▶ [WHAT TO DO]
Using the listing below, extract each line that has the word "want" in it.

▶ [RECORDS SUPPLIED]
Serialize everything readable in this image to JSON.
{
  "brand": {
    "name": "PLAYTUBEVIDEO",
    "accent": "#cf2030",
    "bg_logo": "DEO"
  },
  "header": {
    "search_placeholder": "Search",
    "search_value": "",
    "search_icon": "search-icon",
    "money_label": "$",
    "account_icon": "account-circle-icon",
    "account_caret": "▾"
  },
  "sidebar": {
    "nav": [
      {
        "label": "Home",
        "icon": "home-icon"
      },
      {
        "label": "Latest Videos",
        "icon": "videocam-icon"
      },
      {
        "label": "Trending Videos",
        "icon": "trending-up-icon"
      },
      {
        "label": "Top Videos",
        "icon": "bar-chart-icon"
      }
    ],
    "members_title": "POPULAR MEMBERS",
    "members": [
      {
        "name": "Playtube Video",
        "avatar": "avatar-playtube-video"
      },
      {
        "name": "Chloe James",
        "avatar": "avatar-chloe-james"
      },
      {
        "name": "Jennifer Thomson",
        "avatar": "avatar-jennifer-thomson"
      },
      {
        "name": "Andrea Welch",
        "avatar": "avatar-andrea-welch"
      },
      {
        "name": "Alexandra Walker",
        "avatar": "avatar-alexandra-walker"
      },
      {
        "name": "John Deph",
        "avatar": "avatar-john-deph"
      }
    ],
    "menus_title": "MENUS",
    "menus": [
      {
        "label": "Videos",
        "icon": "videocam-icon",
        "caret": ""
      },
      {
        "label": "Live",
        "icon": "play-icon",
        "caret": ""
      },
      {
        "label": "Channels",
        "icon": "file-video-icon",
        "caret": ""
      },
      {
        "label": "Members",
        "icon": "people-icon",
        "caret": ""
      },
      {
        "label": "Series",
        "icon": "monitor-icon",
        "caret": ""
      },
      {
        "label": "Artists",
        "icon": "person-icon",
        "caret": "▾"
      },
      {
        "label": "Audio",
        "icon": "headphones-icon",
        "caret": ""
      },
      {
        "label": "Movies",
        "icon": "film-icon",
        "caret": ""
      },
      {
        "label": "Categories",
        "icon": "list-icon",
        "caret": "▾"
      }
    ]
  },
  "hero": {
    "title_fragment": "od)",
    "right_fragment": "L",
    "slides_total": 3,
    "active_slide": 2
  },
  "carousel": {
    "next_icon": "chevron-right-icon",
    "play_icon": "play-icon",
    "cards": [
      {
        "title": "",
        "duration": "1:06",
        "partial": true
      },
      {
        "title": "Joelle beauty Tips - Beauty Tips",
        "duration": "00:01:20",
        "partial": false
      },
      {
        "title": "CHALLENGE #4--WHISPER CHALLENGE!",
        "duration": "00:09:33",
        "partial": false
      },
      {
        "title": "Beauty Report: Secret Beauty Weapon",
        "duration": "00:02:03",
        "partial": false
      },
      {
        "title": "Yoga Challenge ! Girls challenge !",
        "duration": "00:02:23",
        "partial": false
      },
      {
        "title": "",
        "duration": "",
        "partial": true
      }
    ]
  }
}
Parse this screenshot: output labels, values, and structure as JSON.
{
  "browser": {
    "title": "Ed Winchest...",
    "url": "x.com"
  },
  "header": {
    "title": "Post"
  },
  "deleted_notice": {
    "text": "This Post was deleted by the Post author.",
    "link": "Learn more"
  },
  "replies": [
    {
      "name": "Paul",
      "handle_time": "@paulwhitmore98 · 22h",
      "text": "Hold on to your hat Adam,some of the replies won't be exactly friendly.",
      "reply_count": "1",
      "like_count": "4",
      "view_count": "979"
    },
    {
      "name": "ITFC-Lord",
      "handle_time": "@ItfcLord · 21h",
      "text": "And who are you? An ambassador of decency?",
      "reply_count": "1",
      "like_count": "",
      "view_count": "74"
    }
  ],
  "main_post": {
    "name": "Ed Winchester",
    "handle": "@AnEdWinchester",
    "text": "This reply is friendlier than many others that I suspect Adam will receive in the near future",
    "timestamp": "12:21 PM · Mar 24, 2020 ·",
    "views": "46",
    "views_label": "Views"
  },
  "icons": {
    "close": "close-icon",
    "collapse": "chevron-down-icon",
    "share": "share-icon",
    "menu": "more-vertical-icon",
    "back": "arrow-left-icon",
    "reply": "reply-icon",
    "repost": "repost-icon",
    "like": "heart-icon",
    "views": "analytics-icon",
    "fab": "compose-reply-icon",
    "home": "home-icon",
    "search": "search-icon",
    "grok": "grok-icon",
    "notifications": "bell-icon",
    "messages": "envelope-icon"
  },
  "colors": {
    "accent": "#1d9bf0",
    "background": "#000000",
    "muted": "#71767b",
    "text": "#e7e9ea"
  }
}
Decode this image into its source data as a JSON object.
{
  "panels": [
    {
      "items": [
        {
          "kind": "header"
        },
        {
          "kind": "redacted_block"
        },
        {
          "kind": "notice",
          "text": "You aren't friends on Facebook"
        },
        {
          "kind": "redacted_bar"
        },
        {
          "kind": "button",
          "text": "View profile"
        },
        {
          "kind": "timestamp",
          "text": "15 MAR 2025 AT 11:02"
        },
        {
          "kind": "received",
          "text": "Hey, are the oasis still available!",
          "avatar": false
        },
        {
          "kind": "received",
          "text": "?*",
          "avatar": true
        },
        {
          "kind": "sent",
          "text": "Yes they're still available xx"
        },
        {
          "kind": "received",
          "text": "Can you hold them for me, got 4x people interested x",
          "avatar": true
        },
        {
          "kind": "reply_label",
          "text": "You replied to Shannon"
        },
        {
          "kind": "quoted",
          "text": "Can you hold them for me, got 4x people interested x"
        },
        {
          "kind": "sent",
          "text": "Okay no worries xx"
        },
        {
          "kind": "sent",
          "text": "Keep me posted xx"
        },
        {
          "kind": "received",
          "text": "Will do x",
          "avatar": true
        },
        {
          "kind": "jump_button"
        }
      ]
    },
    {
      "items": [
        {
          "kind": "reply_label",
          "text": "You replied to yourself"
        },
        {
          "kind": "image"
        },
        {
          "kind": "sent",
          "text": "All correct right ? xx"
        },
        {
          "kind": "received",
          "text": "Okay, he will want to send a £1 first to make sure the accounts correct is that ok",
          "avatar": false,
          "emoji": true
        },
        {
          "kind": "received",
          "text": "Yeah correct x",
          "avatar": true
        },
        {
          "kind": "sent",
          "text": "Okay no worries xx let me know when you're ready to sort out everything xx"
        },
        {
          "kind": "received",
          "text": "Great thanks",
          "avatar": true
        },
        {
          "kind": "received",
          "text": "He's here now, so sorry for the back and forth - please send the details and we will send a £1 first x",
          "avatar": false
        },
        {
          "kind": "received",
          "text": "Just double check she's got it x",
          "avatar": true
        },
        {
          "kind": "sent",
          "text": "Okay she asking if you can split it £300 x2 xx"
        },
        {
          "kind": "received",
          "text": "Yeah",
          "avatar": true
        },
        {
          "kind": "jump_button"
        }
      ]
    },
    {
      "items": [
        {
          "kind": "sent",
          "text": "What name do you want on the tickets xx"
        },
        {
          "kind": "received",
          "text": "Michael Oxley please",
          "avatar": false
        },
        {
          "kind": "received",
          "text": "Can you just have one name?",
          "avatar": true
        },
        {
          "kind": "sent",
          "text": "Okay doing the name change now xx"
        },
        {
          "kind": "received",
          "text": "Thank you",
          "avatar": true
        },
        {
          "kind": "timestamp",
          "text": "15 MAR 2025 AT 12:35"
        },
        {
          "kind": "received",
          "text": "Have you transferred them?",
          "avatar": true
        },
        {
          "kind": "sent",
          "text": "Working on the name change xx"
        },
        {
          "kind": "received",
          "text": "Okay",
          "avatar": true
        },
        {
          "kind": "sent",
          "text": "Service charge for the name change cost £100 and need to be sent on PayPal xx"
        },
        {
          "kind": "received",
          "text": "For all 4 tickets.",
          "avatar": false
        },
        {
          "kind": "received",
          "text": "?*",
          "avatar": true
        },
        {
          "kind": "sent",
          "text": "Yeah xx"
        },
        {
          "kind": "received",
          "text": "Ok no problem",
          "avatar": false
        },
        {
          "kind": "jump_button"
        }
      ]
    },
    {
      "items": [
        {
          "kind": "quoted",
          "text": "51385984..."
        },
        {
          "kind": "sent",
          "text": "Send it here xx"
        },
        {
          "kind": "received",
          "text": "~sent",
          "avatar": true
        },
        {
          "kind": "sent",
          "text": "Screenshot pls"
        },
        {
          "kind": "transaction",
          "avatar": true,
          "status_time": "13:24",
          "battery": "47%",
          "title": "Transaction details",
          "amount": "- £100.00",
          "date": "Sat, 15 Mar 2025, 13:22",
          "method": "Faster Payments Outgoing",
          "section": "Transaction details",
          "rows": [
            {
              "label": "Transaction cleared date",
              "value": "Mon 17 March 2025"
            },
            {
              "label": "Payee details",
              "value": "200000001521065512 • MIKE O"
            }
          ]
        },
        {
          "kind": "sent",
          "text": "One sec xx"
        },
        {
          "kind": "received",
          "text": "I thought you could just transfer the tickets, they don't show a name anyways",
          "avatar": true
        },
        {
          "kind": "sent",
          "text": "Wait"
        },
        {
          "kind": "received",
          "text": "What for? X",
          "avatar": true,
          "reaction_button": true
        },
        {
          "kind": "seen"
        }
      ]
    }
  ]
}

▶ [FINAL RESULT]
          "text": "Okay, he will want to send a £1 first to make sure the accounts correct is that ok",
          "text": "What name do you want on the tickets xx"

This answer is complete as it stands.